━━━ Data rows
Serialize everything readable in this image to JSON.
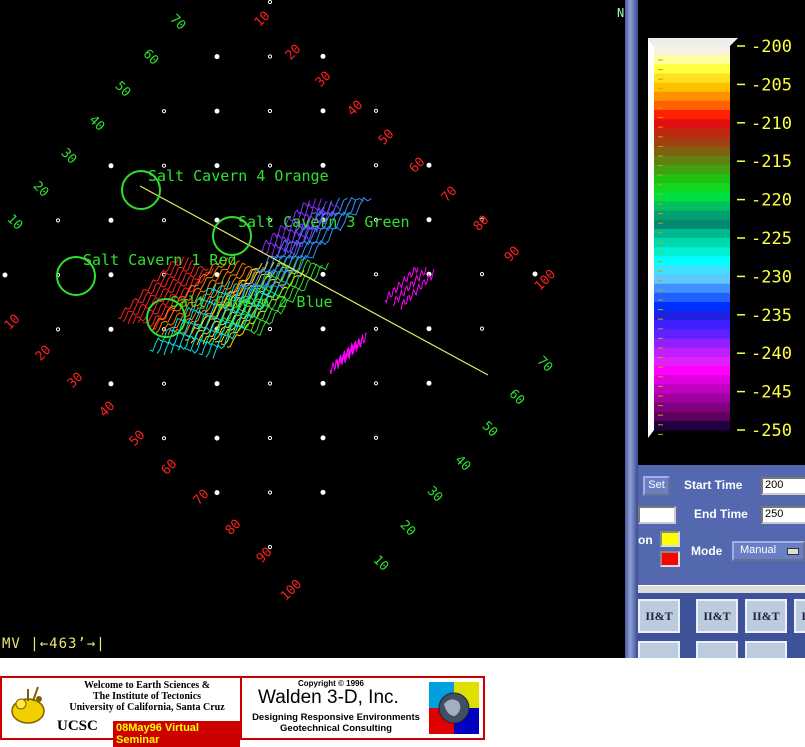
{
  "visualization": {
    "scale_readout": "MV |←463’→|",
    "cavern_labels": [
      "Salt Cavern 4 Orange",
      "Salt Cavern 3 Green",
      "Salt Cavern 1 Red",
      "Salt Cavern 2 Blue"
    ],
    "axis_upper_left_green": [
      "70",
      "60",
      "50",
      "40",
      "30",
      "20",
      "10"
    ],
    "axis_upper_right_red": [
      "10",
      "20",
      "30",
      "40",
      "50",
      "60",
      "70",
      "80",
      "90",
      "100"
    ],
    "axis_lower_left_red": [
      "10",
      "20",
      "30",
      "40",
      "50",
      "60",
      "70",
      "80",
      "90",
      "100"
    ],
    "axis_lower_right_green": [
      "70",
      "60",
      "50",
      "40",
      "30",
      "20",
      "10"
    ]
  },
  "colorbar": {
    "tick_labels": [
      "-200",
      "-205",
      "-210",
      "-215",
      "-220",
      "-225",
      "-230",
      "-235",
      "-240",
      "-245",
      "-250"
    ],
    "colors": [
      "#f8f0e0",
      "#ffffa0",
      "#ffff40",
      "#ffe020",
      "#ffc000",
      "#ff9000",
      "#ff6000",
      "#ff2000",
      "#e01010",
      "#c02810",
      "#a04010",
      "#806010",
      "#608010",
      "#40a010",
      "#20c010",
      "#10d820",
      "#00e040",
      "#00c060",
      "#00a070",
      "#008870",
      "#00b890",
      "#00d8b0",
      "#00f0d0",
      "#00ffff",
      "#40e0ff",
      "#60c8ff",
      "#4090ff",
      "#2060ff",
      "#0030ff",
      "#2020e0",
      "#4020ff",
      "#6020ff",
      "#9020ff",
      "#c020ff",
      "#e020ff",
      "#ff00ff",
      "#e000e0",
      "#c000c0",
      "#a000a0",
      "#800080",
      "#600060",
      "#200040"
    ]
  },
  "controls": {
    "set_button": "Set",
    "start_time_label": "Start Time",
    "start_time_value": "200",
    "end_time_label": "End Time",
    "end_time_value": "250",
    "color_label_fragment": "on",
    "swatch_top_color": "#ffff00",
    "swatch_bottom_color": "#ff0000",
    "mode_label": "Mode",
    "mode_value": "Manual"
  },
  "logo_tile_text": "II&T",
  "banner": {
    "welcome_line1": "Welcome to Earth Sciences &",
    "welcome_line2": "The Institute of Tectonics",
    "welcome_line3": "University of California, Santa Cruz",
    "ucsc": "UCSC",
    "seminar": "08May96 Virtual Seminar",
    "copyright": "Copyright © 1996",
    "company": "Walden 3-D, Inc.",
    "tagline1": "Designing Responsive Environments",
    "tagline2": "Geotechnical Consulting"
  }
}
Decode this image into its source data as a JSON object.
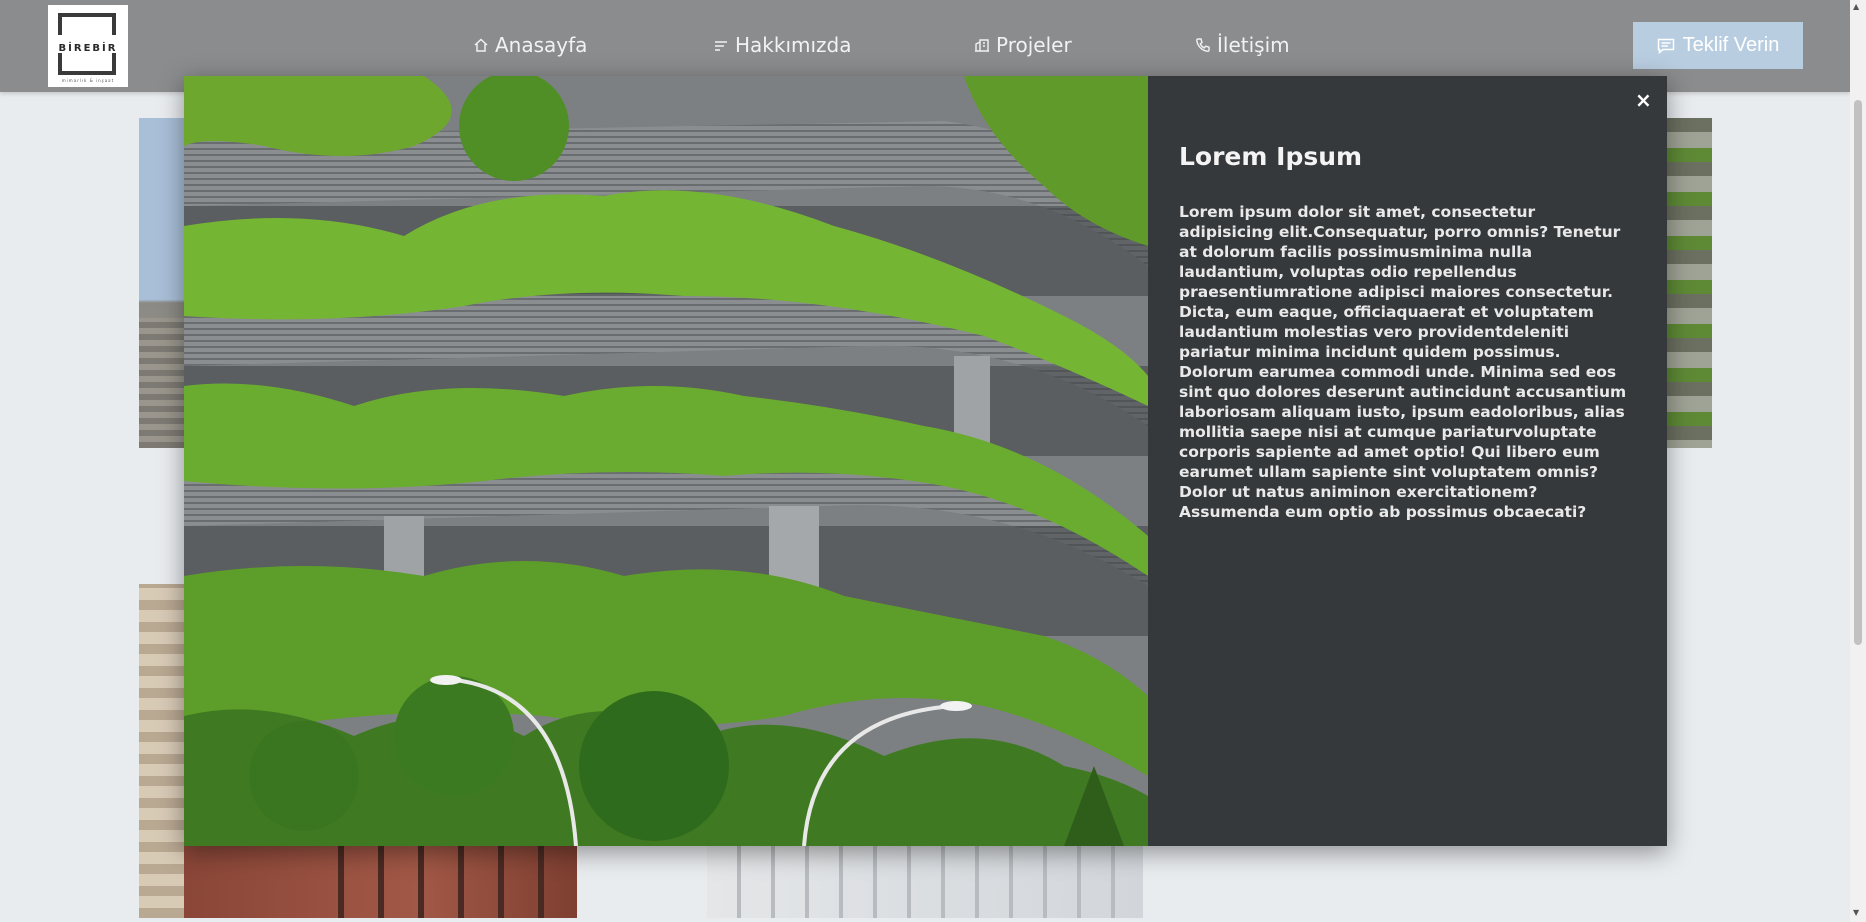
{
  "brand": {
    "logo_text": "BİREBİR",
    "logo_subtext": "mimarlık & inşaat"
  },
  "nav": {
    "items": [
      {
        "label": "Anasayfa",
        "icon": "home-icon"
      },
      {
        "label": "Hakkımızda",
        "icon": "lines-icon"
      },
      {
        "label": "Projeler",
        "icon": "building-icon"
      },
      {
        "label": "İletişim",
        "icon": "phone-icon"
      }
    ],
    "cta_label": "Teklif Verin",
    "cta_icon": "message-icon"
  },
  "modal": {
    "close_label": "×",
    "title": "Lorem Ipsum",
    "body": "Lorem ipsum dolor sit amet, consectetur adipisicing elit.Consequatur, porro omnis? Tenetur at dolorum facilis possimusminima nulla laudantium, voluptas odio repellendus praesentiumratione adipisci maiores consectetur. Dicta, eum eaque, officiaquaerat et voluptatem laudantium molestias vero providentdeleniti pariatur minima incidunt quidem possimus. Dolorum earumea commodi unde. Minima sed eos sint quo dolores deserunt autincidunt accusantium laboriosam aliquam iusto, ipsum eadoloribus, alias mollitia saepe nisi at cumque pariaturvoluptate corporis sapiente ad amet optio! Qui libero eum earumet ullam sapiente sint voluptatem omnis? Dolor ut natus animinon exercitationem? Assumenda eum optio ab possimus obcaecati?"
  },
  "colors": {
    "header_bg": "#8a8c8e",
    "cta_bg": "#b9cde0",
    "modal_bg": "#35393c",
    "page_bg": "#e9ecef"
  }
}
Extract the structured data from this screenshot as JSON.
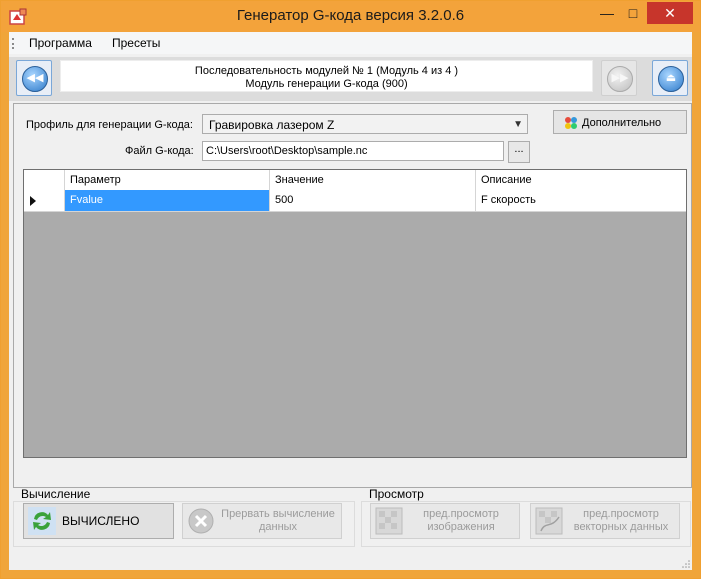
━━━━━━
All of the entries need to be transcribed word for word; pictures are left out.

Answer for the task:
Serialize everything readable in this image to JSON.
{
  "visualization": {
    "scale_readout": "MV |←463’→|",
    "cavern_labels": [
      "Salt Cavern 4 Orange",
      "Salt Cavern 3 Green",
      "Salt Cavern 1 Red",
      "Salt Cavern 2 Blue"
    ],
    "axis_upper_left_green": [
      "70",
      "60",
      "50",
      "40",
      "30",
      "20",
      "10"
    ],
    "axis_upper_right_red": [
      "10",
      "20",
      "30",
      "40",
      "50",
      "60",
      "70",
      "80",
      "90",
      "100"
    ],
    "axis_lower_left_red": [
      "10",
      "20",
      "30",
      "40",
      "50",
      "60",
      "70",
      "80",
      "90",
      "100"
    ],
    "axis_lower_right_green": [
      "70",
      "60",
      "50",
      "40",
      "30",
      "20",
      "10"
    ]
  },
  "colorbar": {
    "tick_labels": [
      "-200",
      "-205",
      "-210",
      "-215",
      "-220",
      "-225",
      "-230",
      "-235",
      "-240",
      "-245",
      "-250"
    ],
    "colors": [
      "#f8f0e0",
      "#ffffa0",
      "#ffff40",
      "#ffe020",
      "#ffc000",
      "#ff9000",
      "#ff6000",
      "#ff2000",
      "#e01010",
      "#c02810",
      "#a04010",
      "#806010",
      "#608010",
      "#40a010",
      "#20c010",
      "#10d820",
      "#00e040",
      "#00c060",
      "#00a070",
      "#008870",
      "#00b890",
      "#00d8b0",
      "#00f0d0",
      "#00ffff",
      "#40e0ff",
      "#60c8ff",
      "#4090ff",
      "#2060ff",
      "#0030ff",
      "#2020e0",
      "#4020ff",
      "#6020ff",
      "#9020ff",
      "#c020ff",
      "#e020ff",
      "#ff00ff",
      "#e000e0",
      "#c000c0",
      "#a000a0",
      "#800080",
      "#600060",
      "#200040"
    ]
  },
  "controls": {
    "set_button": "Set",
    "start_time_label": "Start Time",
    "start_time_value": "200",
    "end_time_label": "End Time",
    "end_time_value": "250",
    "color_label_fragment": "on",
    "swatch_top_color": "#ffff00",
    "swatch_bottom_color": "#ff0000",
    "mode_label": "Mode",
    "mode_value": "Manual"
  },
  "logo_tile_text": "II&T",
  "banner": {
    "welcome_line1": "Welcome to Earth Sciences &",
    "welcome_line2": "The Institute of Tectonics",
    "welcome_line3": "University of California, Santa Cruz",
    "ucsc": "UCSC",
    "seminar": "08May96 Virtual Seminar",
    "copyright": "Copyright © 1996",
    "company": "Walden 3-D, Inc.",
    "tagline1": "Designing Responsive Environments",
    "tagline2": "Geotechnical Consulting"
  }
}
Decode this image into its source data as a JSON object.
{
  "brand": {
    "logo_text": "BİREBİR",
    "logo_subtext": "mimarlık & inşaat"
  },
  "nav": {
    "items": [
      {
        "label": "Anasayfa",
        "icon": "home-icon"
      },
      {
        "label": "Hakkımızda",
        "icon": "lines-icon"
      },
      {
        "label": "Projeler",
        "icon": "building-icon"
      },
      {
        "label": "İletişim",
        "icon": "phone-icon"
      }
    ],
    "cta_label": "Teklif Verin",
    "cta_icon": "message-icon"
  },
  "modal": {
    "close_label": "×",
    "title": "Lorem Ipsum",
    "body": "Lorem ipsum dolor sit amet, consectetur adipisicing elit.Consequatur, porro omnis? Tenetur at dolorum facilis possimusminima nulla laudantium, voluptas odio repellendus praesentiumratione adipisci maiores consectetur. Dicta, eum eaque, officiaquaerat et voluptatem laudantium molestias vero providentdeleniti pariatur minima incidunt quidem possimus. Dolorum earumea commodi unde. Minima sed eos sint quo dolores deserunt autincidunt accusantium laboriosam aliquam iusto, ipsum eadoloribus, alias mollitia saepe nisi at cumque pariaturvoluptate corporis sapiente ad amet optio! Qui libero eum earumet ullam sapiente sint voluptatem omnis? Dolor ut natus animinon exercitationem? Assumenda eum optio ab possimus obcaecati?"
  },
  "colors": {
    "header_bg": "#8a8c8e",
    "cta_bg": "#b9cde0",
    "modal_bg": "#35393c",
    "page_bg": "#e9ecef"
  }
}
Extract the structured data from this screenshot as JSON.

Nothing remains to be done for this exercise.